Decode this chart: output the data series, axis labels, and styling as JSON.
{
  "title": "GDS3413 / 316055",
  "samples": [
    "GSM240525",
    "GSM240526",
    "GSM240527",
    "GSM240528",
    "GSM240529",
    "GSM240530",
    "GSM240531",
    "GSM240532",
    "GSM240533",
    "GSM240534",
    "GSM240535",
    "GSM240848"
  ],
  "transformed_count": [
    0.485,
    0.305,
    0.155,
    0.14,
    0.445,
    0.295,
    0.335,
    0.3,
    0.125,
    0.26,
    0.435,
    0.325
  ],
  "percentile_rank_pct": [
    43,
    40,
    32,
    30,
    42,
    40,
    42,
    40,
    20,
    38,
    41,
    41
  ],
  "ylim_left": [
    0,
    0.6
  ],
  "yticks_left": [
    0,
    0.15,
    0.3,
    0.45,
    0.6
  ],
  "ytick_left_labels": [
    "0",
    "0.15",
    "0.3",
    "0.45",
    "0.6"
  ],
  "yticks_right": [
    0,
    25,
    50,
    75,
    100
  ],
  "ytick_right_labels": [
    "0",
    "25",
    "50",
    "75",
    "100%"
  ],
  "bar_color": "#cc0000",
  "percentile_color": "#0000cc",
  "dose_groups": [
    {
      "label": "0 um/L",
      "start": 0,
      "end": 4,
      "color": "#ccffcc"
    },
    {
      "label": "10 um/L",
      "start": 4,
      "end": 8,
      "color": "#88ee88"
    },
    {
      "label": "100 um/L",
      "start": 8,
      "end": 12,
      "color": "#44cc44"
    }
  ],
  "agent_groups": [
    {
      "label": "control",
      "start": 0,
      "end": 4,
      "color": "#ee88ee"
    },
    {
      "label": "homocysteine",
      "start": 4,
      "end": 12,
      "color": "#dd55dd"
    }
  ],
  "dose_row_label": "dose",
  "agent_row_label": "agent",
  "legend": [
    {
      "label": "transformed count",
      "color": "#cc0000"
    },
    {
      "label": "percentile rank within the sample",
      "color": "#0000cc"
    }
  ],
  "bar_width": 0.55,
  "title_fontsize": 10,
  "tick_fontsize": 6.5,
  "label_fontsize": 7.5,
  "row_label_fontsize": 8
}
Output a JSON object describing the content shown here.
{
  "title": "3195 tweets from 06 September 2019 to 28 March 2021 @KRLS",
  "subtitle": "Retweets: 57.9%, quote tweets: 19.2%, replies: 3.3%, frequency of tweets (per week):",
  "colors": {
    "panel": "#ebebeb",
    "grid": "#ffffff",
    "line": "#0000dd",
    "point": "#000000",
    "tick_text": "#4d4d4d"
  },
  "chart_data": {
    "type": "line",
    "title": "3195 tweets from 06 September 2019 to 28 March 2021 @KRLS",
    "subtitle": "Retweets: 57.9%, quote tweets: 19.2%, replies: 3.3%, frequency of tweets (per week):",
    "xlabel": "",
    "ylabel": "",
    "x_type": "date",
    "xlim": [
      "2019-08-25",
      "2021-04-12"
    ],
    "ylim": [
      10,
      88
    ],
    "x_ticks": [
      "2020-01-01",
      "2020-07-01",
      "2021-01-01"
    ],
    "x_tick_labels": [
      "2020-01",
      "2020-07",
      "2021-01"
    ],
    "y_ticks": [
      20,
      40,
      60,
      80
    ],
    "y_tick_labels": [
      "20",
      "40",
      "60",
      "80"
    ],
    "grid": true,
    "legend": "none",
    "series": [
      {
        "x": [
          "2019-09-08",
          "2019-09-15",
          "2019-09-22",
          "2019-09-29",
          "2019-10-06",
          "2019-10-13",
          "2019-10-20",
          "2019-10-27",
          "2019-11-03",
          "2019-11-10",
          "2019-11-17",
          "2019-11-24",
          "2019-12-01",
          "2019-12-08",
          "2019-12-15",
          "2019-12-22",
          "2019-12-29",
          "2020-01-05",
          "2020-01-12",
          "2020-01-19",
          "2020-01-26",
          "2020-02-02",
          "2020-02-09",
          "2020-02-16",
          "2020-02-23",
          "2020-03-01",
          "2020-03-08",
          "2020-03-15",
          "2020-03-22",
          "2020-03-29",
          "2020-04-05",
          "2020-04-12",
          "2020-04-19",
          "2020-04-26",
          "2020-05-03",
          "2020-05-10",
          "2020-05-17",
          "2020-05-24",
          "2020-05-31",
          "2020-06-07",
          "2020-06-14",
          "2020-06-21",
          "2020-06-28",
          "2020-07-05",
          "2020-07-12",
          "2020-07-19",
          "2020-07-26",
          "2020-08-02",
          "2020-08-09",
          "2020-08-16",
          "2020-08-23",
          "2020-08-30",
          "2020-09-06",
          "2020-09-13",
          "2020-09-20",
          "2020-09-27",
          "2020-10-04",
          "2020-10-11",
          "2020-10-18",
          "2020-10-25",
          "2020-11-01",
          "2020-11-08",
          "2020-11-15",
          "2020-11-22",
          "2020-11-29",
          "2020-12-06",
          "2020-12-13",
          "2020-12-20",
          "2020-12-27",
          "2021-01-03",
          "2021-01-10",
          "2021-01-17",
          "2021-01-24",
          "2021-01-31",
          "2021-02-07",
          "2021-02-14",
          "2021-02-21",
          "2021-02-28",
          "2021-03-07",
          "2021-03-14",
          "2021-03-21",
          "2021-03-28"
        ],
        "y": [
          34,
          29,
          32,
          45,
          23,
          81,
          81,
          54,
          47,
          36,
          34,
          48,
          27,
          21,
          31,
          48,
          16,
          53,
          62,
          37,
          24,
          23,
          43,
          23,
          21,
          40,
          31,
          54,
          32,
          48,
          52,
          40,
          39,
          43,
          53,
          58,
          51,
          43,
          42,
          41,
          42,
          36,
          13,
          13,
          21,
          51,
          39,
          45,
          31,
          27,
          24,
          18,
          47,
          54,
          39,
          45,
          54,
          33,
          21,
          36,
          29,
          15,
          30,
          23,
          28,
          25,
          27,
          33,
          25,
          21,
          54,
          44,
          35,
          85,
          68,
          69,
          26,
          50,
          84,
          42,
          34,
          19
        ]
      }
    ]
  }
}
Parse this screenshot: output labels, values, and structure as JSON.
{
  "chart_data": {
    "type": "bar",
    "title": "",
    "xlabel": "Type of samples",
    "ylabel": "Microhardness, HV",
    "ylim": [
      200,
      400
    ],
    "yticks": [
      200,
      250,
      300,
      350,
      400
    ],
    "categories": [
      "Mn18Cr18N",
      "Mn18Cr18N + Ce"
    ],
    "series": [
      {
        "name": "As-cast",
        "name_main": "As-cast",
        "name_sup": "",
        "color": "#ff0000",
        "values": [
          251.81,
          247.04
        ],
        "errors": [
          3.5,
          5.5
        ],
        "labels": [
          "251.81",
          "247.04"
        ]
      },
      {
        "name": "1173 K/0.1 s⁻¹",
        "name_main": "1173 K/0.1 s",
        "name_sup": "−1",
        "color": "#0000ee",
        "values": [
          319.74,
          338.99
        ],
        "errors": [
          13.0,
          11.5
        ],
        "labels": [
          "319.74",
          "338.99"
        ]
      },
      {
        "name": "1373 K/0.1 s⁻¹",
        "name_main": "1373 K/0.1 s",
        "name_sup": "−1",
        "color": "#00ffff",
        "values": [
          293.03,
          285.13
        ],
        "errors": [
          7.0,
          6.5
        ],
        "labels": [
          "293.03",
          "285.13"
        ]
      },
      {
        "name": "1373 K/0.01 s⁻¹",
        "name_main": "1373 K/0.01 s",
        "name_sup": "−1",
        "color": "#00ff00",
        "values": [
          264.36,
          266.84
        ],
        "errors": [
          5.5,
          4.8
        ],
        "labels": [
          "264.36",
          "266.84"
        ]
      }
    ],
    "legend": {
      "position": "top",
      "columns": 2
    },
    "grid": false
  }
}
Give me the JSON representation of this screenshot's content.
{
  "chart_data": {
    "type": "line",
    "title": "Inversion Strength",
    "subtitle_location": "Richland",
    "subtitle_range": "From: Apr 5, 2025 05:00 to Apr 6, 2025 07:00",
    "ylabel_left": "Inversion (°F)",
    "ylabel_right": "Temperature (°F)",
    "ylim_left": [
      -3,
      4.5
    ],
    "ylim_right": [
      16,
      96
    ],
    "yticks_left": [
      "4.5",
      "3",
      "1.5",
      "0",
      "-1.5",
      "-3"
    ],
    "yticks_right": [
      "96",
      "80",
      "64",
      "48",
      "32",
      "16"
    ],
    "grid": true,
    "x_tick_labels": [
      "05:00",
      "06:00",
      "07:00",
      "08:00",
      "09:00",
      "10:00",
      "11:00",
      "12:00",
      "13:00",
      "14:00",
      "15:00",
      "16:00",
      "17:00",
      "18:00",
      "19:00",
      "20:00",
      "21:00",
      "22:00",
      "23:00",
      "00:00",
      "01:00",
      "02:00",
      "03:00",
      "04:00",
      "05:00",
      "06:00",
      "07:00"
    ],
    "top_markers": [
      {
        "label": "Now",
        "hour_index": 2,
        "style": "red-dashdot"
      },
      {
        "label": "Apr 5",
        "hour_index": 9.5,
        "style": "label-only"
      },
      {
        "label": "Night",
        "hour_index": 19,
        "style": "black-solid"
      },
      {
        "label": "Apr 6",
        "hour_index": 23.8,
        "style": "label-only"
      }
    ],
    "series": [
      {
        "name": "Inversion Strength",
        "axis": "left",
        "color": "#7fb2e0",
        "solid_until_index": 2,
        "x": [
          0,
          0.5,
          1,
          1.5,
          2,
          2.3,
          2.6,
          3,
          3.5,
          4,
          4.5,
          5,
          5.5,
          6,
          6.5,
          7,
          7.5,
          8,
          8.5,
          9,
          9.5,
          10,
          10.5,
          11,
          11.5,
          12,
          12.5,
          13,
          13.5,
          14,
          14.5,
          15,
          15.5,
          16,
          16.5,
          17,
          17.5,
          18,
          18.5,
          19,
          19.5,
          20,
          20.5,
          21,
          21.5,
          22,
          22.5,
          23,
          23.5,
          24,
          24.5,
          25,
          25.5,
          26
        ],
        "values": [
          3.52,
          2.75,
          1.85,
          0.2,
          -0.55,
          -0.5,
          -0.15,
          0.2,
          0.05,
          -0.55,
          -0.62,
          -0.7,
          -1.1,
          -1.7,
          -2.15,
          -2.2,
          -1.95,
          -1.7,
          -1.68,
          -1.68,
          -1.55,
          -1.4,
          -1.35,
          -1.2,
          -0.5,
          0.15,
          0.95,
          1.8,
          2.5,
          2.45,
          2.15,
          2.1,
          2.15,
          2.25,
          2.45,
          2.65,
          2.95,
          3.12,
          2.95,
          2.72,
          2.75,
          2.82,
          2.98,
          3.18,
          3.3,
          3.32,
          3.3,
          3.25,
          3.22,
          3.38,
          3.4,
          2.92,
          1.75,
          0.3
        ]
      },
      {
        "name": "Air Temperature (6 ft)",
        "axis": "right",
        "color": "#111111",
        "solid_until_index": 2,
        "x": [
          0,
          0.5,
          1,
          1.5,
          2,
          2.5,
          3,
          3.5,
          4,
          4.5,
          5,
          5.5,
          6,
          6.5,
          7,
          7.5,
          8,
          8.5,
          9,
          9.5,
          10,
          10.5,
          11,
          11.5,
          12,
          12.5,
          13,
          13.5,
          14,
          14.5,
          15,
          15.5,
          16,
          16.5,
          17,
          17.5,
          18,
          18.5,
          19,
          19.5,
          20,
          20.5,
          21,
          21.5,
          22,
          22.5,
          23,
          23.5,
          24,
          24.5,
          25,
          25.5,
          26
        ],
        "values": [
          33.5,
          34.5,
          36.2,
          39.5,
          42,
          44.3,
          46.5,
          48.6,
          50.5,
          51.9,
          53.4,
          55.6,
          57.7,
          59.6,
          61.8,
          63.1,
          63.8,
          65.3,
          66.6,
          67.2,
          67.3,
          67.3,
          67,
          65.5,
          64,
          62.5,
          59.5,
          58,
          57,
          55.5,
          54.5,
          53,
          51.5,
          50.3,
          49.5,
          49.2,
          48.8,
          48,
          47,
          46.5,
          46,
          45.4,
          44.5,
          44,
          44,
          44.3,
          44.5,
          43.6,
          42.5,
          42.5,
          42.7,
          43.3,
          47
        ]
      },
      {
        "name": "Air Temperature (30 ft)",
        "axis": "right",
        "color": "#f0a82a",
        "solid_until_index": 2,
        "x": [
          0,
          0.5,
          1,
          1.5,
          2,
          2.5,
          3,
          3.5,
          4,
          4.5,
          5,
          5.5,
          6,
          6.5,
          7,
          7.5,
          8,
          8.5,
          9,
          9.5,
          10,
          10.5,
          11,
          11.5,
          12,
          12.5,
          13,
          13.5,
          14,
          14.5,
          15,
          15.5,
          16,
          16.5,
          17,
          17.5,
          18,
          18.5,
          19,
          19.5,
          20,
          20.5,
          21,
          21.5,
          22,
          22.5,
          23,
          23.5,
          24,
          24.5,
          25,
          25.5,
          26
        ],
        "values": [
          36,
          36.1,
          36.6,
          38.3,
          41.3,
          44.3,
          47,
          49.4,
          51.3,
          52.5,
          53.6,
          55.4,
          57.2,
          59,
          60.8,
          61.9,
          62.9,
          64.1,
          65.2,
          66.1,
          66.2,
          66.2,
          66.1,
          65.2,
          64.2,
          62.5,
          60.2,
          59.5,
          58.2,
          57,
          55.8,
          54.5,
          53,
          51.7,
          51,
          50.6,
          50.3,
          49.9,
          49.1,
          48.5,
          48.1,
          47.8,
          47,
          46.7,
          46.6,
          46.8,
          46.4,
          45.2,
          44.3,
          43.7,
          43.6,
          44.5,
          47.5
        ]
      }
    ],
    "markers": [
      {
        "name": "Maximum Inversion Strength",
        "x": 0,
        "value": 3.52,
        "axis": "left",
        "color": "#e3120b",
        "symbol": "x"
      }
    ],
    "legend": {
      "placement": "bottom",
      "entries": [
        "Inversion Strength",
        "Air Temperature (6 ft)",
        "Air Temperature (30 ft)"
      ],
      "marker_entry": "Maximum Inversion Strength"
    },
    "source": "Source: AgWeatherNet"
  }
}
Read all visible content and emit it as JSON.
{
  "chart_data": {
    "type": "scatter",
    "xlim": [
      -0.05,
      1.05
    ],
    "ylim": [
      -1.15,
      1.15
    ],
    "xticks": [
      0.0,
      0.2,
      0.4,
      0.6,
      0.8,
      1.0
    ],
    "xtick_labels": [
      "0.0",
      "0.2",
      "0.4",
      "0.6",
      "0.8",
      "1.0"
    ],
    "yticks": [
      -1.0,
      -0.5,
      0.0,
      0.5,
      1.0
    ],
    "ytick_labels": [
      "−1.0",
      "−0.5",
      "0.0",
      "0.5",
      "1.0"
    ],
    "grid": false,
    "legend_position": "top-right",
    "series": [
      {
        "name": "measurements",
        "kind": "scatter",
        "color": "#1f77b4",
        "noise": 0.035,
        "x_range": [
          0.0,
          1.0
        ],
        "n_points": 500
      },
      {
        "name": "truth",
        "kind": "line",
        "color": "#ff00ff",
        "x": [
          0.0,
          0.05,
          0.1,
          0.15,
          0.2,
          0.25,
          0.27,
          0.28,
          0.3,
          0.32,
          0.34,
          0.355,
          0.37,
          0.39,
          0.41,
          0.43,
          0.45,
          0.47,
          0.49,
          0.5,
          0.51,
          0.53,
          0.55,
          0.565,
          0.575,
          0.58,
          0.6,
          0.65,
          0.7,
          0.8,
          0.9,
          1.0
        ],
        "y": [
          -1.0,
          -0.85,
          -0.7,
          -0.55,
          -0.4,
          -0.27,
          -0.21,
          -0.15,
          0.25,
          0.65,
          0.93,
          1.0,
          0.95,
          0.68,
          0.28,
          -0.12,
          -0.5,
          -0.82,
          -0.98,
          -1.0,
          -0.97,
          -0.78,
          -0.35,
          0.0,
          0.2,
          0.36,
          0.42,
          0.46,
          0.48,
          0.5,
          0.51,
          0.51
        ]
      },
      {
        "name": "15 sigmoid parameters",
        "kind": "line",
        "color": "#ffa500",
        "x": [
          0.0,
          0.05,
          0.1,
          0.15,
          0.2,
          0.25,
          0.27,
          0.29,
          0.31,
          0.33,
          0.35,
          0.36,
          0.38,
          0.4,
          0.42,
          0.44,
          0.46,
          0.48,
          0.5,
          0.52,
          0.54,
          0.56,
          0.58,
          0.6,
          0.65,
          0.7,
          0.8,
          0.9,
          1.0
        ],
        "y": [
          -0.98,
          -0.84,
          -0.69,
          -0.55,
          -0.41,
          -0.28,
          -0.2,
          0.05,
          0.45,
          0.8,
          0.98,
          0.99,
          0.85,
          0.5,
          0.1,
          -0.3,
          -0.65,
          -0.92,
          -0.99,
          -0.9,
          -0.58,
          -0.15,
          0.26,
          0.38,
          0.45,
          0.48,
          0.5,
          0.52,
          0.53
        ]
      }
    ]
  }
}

::::

Locate the string "March" in the listing above and copy every line where it occurs.

  "title": "3195 tweets from 06 September 2019 to 28 March 2021 @KRLS",
    "title": "3195 tweets from 06 September 2019 to 28 March 2021 @KRLS",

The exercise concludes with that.